Copy out each line of the listing that has the word "circle" in it.

**ENTRIES SHOWN:**
• • • • •

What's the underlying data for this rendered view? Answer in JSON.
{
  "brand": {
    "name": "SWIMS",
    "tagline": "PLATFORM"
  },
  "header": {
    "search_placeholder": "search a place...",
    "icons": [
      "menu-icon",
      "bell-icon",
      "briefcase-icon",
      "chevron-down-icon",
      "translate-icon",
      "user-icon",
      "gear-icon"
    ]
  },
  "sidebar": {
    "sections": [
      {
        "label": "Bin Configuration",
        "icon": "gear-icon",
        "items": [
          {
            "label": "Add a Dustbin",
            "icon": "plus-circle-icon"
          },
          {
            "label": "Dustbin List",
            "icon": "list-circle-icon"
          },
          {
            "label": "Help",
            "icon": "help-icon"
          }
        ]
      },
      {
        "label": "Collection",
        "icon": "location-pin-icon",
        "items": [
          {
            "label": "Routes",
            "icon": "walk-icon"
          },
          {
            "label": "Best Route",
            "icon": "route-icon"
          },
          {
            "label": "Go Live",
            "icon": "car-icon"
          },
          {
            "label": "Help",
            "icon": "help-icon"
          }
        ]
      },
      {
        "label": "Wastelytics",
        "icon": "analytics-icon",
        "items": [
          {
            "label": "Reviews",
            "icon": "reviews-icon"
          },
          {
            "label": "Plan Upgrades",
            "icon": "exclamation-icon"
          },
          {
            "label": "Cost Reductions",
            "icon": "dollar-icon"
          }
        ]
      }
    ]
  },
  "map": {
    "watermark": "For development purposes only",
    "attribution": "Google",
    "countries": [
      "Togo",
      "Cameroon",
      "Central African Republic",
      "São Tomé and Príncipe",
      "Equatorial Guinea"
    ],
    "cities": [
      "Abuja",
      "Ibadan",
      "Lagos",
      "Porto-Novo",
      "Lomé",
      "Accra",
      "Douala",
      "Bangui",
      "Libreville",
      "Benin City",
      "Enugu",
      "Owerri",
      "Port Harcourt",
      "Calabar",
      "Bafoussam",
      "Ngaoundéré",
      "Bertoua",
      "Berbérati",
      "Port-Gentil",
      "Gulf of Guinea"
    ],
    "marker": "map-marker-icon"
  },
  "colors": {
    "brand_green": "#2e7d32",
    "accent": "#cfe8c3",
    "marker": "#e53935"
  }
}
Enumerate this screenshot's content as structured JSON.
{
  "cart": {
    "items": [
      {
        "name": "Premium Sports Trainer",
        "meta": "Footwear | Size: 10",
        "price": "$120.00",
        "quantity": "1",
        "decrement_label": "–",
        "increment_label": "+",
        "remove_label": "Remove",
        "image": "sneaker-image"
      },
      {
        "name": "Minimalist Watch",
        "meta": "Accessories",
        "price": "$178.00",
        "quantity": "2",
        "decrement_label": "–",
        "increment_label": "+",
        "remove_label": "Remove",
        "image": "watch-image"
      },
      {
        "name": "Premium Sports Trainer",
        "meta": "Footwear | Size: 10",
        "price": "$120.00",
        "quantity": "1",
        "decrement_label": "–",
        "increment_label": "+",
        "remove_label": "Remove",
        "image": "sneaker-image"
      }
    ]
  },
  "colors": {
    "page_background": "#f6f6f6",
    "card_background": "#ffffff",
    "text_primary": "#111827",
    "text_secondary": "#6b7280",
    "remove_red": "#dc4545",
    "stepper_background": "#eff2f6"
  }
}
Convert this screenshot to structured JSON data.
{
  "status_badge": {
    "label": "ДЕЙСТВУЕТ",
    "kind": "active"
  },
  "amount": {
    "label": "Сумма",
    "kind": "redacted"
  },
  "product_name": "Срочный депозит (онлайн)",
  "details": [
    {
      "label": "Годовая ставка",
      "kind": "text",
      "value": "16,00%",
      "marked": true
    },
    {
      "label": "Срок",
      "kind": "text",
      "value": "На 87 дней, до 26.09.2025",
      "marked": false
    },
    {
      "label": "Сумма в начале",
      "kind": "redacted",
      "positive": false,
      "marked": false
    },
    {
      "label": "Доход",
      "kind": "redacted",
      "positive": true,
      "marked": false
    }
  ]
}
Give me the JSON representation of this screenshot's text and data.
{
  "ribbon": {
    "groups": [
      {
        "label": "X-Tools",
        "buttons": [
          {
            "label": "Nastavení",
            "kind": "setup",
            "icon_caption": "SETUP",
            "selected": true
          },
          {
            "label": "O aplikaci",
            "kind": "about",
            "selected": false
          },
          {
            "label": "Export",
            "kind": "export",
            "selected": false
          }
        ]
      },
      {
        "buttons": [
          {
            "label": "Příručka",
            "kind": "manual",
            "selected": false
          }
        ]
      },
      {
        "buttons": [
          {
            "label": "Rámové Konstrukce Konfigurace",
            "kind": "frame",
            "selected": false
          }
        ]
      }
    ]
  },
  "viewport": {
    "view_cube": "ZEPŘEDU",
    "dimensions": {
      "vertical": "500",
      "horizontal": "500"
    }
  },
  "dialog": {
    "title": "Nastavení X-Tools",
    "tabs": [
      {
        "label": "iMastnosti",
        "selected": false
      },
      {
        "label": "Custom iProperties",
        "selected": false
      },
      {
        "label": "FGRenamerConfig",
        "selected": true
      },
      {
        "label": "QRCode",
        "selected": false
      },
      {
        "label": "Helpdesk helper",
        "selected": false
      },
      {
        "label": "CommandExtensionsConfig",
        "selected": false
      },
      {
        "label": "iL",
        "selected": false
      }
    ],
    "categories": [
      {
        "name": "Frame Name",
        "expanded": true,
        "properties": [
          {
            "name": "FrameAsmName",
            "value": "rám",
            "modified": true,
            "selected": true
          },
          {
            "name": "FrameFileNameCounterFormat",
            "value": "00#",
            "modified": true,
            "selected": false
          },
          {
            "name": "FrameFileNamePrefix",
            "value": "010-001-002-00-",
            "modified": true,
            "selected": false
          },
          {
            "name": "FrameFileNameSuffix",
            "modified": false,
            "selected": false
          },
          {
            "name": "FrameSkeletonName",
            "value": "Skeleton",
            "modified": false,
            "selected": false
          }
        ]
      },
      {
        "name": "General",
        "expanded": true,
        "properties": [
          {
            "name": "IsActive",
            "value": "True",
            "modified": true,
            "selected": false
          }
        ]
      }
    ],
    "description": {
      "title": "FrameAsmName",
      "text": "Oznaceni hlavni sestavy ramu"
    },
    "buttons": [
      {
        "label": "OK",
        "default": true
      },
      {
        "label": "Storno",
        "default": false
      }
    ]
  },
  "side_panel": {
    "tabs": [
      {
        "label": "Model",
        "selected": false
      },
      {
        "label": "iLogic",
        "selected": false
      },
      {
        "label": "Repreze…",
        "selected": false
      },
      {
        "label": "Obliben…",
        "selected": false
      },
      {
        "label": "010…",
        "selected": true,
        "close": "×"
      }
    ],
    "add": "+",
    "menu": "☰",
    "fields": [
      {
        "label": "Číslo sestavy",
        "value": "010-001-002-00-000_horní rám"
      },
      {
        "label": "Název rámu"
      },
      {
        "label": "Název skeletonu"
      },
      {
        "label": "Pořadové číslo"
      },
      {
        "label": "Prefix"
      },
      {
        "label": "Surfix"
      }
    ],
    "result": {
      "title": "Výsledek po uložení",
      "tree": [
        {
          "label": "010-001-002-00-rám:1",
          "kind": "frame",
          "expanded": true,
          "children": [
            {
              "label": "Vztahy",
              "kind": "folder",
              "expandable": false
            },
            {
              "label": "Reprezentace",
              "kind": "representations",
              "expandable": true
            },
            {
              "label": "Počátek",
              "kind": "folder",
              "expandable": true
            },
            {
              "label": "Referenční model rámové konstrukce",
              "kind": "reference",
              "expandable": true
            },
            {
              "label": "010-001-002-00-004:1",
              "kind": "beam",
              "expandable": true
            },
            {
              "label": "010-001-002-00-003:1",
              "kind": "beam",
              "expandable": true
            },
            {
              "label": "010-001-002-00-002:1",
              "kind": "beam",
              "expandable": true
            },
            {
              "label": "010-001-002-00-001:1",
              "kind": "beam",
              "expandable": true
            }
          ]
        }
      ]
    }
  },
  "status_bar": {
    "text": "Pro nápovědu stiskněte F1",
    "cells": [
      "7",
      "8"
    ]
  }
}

• • • • •

**EXERCISE SOLUTION:**
            "icon": "plus-circle-icon"
            "icon": "list-circle-icon"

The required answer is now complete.